»»

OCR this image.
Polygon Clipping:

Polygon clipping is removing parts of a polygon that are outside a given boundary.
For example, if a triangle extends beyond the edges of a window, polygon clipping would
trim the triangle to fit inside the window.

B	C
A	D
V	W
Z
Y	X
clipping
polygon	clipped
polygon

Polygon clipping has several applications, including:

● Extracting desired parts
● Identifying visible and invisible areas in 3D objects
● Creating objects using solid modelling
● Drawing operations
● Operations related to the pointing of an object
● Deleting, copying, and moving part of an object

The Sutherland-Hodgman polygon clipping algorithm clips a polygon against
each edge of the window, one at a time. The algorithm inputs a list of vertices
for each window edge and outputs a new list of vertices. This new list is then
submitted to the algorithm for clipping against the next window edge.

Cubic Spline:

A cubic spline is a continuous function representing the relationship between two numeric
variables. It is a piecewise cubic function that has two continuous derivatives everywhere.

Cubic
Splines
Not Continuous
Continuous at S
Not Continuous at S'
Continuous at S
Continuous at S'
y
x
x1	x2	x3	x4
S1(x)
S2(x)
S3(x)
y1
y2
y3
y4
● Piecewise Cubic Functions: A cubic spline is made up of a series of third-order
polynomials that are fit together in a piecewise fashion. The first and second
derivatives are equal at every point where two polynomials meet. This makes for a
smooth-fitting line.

««

EXERCISE BRIEF:
Return all the data exactly as given.

CORRECT RESPONSE:
OCR this image.
Polygon Clipping:

Polygon clipping is removing parts of a polygon that are outside a given boundary.
For example, if a triangle extends beyond the edges of a window, polygon clipping would
trim the triangle to fit inside the window.

B	C
A	D
V	W
Z
Y	X
clipping
polygon	clipped
polygon

Polygon clipping has several applications, including:

● Extracting desired parts
● Identifying visible and invisible areas in 3D objects
● Creating objects using solid modelling
● Drawing operations
● Operations related to the pointing of an object
● Deleting, copying, and moving part of an object

The Sutherland-Hodgman polygon clipping algorithm clips a polygon against
each edge of the window, one at a time. The algorithm inputs a list of vertices
for each window edge and outputs a new list of vertices. This new list is then
submitted to the algorithm for clipping against the next window edge.

Cubic Spline:

A cubic spline is a continuous function representing the relationship between two numeric
variables. It is a piecewise cubic function that has two continuous derivatives everywhere.

Cubic
Splines
Not Continuous
Continuous at S
Not Continuous at S'
Continuous at S
Continuous at S'
y
x
x1	x2	x3	x4
S1(x)
S2(x)
S3(x)
y1
y2
y3
y4
● Piecewise Cubic Functions: A cubic spline is made up of a series of third-order
polynomials that are fit together in a piecewise fashion. The first and second
derivatives are equal at every point where two polynomials meet. This makes for a
smooth-fitting line.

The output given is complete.